■ **Exercise brief**:
The records below are made of lines; count those holding the word "culture" and give the number only.

■ **Available data**:
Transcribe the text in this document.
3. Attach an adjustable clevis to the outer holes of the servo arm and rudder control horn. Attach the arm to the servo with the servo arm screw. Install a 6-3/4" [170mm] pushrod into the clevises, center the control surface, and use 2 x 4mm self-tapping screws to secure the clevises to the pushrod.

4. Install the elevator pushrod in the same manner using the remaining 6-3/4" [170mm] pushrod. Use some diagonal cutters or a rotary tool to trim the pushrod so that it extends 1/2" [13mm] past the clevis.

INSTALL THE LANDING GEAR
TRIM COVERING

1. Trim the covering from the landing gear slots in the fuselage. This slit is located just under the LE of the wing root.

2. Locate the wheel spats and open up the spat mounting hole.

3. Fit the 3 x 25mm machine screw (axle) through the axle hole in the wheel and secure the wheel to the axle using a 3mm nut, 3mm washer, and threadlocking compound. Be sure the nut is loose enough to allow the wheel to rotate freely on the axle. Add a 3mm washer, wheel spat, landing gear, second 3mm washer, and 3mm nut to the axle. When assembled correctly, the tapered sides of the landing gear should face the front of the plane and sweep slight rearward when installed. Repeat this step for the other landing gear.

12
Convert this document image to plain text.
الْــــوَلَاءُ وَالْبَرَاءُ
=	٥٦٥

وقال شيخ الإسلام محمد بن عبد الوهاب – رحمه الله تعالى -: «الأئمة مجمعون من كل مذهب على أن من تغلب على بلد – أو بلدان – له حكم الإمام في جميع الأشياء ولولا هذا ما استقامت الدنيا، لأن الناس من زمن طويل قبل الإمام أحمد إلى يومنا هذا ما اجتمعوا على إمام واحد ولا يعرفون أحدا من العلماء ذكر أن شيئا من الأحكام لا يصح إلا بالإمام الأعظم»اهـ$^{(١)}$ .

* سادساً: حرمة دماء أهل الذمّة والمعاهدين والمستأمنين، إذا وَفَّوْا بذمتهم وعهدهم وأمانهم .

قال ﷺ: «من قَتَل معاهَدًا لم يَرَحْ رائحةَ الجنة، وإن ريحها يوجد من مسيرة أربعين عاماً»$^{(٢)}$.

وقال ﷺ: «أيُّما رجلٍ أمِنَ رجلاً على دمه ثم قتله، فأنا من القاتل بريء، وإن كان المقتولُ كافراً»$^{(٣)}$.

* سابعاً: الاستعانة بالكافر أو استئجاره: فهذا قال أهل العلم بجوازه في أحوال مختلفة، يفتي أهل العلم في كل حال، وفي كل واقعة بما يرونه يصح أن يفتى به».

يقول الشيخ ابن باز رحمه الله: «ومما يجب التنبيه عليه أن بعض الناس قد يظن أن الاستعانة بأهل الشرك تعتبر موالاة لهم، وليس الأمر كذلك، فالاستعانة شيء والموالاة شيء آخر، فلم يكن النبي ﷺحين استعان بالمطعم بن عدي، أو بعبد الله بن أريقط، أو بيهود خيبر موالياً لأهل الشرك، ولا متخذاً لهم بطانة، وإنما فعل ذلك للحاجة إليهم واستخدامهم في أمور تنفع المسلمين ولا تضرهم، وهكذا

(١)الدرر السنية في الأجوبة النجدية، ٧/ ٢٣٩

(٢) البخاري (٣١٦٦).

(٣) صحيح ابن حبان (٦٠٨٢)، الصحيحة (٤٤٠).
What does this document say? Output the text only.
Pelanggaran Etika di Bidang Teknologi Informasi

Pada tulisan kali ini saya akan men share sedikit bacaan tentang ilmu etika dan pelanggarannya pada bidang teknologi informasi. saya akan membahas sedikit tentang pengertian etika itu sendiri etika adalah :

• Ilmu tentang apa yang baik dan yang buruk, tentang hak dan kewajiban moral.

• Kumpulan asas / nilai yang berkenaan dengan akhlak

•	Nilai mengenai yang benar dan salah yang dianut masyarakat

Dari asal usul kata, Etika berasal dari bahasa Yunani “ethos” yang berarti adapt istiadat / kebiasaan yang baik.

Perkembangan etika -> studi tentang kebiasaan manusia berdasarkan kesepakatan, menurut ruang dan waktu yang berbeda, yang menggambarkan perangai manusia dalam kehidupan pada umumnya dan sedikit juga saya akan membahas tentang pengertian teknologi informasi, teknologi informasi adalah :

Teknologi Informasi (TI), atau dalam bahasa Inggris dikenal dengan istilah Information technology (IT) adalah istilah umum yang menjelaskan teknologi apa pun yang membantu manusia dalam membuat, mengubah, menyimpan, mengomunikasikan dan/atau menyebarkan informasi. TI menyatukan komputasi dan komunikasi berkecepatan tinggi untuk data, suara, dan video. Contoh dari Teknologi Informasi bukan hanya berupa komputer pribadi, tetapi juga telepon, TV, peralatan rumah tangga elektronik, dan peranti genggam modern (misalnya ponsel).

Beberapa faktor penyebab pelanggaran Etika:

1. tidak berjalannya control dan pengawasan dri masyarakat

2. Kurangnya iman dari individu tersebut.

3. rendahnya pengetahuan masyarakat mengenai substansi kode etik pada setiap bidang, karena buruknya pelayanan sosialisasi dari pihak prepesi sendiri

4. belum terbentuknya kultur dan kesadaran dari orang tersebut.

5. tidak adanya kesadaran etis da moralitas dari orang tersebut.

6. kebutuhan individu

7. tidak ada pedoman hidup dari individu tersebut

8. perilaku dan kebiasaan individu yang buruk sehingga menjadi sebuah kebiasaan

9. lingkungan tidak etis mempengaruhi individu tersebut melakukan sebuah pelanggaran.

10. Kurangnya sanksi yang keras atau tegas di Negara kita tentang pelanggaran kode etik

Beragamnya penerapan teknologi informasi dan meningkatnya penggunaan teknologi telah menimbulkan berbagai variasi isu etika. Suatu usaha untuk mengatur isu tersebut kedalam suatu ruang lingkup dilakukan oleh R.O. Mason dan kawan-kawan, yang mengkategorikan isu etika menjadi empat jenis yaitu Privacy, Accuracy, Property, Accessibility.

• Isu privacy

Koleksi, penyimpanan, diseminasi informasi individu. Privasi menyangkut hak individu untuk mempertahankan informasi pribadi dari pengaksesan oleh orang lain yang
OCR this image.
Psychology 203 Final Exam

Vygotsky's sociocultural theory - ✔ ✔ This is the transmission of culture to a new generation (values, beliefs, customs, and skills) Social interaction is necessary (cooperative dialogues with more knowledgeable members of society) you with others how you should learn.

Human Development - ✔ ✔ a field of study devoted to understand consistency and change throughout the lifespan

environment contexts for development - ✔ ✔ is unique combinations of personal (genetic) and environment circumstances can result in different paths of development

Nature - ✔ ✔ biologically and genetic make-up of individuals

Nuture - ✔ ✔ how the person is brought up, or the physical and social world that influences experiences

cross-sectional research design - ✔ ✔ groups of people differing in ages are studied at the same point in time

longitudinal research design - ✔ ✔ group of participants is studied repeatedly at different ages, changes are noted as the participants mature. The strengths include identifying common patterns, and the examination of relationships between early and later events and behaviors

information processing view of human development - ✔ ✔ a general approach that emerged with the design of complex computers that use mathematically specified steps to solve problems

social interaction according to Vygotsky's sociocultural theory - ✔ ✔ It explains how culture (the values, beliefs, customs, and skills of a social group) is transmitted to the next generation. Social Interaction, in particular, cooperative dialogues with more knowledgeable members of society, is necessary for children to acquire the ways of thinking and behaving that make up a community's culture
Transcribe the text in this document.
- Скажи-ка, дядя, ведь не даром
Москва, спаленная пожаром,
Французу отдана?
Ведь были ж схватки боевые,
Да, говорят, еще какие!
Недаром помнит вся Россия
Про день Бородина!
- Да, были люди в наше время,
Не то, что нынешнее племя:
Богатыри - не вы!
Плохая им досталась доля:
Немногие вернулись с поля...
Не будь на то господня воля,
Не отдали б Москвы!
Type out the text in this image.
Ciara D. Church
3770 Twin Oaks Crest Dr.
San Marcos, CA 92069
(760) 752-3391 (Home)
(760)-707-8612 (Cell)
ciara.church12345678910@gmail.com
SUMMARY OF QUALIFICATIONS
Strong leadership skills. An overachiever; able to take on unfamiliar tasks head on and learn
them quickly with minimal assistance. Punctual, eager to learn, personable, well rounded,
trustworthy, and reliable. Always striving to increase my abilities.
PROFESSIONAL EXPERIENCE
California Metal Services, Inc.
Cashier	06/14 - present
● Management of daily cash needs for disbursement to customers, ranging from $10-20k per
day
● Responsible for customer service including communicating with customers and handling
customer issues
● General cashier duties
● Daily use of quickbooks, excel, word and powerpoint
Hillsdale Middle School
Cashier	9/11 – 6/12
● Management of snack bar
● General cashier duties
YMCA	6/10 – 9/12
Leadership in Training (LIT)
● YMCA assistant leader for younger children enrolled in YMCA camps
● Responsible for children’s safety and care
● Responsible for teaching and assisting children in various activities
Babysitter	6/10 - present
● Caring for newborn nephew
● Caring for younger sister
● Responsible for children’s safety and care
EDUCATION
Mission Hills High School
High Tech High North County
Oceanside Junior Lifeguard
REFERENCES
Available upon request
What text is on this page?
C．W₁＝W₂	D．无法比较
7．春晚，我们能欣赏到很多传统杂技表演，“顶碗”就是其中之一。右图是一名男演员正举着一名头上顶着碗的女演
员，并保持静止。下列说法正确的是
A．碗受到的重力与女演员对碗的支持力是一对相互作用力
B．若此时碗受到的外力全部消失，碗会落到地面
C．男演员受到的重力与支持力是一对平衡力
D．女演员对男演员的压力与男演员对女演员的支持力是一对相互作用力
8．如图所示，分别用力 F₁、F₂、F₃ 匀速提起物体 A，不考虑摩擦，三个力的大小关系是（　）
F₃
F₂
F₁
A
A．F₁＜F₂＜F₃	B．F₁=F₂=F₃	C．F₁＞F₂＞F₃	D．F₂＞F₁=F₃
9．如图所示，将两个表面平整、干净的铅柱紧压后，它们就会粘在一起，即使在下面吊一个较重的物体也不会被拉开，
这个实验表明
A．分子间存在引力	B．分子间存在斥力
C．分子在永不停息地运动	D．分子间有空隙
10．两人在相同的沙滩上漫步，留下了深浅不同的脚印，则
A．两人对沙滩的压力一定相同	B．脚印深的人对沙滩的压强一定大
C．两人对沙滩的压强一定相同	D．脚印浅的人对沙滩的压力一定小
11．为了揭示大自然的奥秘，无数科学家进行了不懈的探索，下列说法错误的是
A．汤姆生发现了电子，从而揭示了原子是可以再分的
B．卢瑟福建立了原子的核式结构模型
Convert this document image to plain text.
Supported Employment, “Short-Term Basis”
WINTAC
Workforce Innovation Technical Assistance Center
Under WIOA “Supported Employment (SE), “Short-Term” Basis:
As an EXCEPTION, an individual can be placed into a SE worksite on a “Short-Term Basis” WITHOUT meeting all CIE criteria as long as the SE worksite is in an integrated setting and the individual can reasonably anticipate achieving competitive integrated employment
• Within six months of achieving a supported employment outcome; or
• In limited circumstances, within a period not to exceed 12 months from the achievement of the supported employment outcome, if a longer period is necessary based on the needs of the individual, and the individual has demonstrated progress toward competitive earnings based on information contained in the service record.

■ **Full solution**:
2